### DIRECTION
Could you rewrite the records from the start through the line containing "node-label-portillos: Portillos_Ed <box>477", replacing "interactable" with "clickable" and leaving everything else unchanged?
□ □ □ □
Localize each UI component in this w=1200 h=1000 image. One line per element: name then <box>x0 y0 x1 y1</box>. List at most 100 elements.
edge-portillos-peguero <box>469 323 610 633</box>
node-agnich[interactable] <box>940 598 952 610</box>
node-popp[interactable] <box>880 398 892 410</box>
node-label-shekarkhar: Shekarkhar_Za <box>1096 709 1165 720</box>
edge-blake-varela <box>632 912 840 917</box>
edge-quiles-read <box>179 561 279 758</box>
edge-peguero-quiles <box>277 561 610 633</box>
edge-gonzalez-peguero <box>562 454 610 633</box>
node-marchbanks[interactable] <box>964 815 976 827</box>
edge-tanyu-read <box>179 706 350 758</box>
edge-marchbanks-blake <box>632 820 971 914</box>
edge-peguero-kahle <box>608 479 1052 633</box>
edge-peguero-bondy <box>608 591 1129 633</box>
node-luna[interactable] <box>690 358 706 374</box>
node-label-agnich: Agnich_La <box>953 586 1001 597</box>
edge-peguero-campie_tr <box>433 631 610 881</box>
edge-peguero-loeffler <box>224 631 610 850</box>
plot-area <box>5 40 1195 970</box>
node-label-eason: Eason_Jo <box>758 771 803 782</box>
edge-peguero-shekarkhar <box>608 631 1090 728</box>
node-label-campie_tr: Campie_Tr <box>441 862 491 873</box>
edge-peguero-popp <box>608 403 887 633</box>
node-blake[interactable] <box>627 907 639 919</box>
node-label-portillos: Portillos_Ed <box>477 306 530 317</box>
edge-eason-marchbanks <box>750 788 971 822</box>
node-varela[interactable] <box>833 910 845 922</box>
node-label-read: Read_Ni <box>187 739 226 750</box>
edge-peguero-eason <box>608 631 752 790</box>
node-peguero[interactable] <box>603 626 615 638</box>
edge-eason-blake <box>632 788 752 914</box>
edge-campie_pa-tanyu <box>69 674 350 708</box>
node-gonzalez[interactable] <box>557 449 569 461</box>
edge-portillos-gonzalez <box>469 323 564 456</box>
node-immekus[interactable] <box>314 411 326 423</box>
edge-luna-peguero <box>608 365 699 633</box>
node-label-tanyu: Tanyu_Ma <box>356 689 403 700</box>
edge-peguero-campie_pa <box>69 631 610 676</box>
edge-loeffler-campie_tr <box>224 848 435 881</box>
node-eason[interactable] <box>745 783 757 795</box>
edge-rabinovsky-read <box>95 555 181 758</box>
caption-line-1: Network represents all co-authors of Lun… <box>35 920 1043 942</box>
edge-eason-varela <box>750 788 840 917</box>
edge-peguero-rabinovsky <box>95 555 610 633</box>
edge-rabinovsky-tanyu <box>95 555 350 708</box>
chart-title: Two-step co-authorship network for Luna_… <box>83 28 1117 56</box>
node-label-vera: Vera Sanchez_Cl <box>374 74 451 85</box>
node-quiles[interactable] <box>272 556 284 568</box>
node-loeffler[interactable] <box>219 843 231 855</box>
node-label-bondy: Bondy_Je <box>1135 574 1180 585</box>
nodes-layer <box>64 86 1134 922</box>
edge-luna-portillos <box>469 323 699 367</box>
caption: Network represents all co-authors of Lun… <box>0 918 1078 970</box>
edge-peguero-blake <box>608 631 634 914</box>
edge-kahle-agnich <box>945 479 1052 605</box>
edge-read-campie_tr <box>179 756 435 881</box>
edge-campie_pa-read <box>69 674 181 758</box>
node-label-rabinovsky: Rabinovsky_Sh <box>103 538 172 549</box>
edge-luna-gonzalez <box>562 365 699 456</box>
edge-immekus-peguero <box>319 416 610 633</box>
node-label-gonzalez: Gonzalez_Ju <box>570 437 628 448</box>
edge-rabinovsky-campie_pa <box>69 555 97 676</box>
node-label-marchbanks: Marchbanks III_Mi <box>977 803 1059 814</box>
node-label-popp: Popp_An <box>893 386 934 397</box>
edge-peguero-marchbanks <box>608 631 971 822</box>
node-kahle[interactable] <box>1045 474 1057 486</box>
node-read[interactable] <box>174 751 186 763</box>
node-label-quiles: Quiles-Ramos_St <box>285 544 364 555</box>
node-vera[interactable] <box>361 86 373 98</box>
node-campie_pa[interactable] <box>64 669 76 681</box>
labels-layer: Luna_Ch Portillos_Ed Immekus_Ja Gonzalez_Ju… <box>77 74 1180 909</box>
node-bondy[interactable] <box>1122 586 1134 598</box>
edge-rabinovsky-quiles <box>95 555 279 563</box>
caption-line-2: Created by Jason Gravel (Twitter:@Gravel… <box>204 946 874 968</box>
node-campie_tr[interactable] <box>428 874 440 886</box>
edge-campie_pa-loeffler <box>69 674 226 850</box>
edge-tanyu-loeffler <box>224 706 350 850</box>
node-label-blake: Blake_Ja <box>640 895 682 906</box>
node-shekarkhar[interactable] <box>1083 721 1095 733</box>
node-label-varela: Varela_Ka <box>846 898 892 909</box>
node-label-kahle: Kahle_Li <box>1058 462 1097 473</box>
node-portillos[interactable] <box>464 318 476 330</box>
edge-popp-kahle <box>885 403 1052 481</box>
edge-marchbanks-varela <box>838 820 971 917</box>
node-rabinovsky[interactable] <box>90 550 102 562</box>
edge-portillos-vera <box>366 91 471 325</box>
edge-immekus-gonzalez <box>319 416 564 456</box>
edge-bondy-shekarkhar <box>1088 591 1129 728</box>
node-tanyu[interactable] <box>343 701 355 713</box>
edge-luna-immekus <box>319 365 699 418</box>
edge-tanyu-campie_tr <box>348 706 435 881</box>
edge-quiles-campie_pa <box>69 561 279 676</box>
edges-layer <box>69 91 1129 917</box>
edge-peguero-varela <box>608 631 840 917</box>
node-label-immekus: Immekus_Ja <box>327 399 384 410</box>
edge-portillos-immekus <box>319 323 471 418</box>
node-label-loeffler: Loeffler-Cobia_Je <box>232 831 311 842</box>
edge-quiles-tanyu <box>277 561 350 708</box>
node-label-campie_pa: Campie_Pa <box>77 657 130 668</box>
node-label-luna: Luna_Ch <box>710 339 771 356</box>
□ □ □ □
### RESPONSE TO THE EXERCISE
Localize each UI component in this w=1200 h=1000 image. One line per element: name then <box>x0 y0 x1 y1</box>. List at most 100 elements.
edge-portillos-peguero <box>469 323 610 633</box>
node-agnich[clickable] <box>940 598 952 610</box>
node-popp[clickable] <box>880 398 892 410</box>
node-label-shekarkhar: Shekarkhar_Za <box>1096 709 1165 720</box>
edge-blake-varela <box>632 912 840 917</box>
edge-quiles-read <box>179 561 279 758</box>
edge-peguero-quiles <box>277 561 610 633</box>
edge-gonzalez-peguero <box>562 454 610 633</box>
node-marchbanks[clickable] <box>964 815 976 827</box>
edge-tanyu-read <box>179 706 350 758</box>
edge-marchbanks-blake <box>632 820 971 914</box>
edge-peguero-kahle <box>608 479 1052 633</box>
edge-peguero-bondy <box>608 591 1129 633</box>
node-luna[clickable] <box>690 358 706 374</box>
node-label-agnich: Agnich_La <box>953 586 1001 597</box>
edge-peguero-campie_tr <box>433 631 610 881</box>
edge-peguero-loeffler <box>224 631 610 850</box>
plot-area <box>5 40 1195 970</box>
node-label-eason: Eason_Jo <box>758 771 803 782</box>
edge-peguero-shekarkhar <box>608 631 1090 728</box>
node-label-campie_tr: Campie_Tr <box>441 862 491 873</box>
edge-peguero-popp <box>608 403 887 633</box>
node-blake[clickable] <box>627 907 639 919</box>
node-label-portillos: Portillos_Ed <box>477 306 530 317</box>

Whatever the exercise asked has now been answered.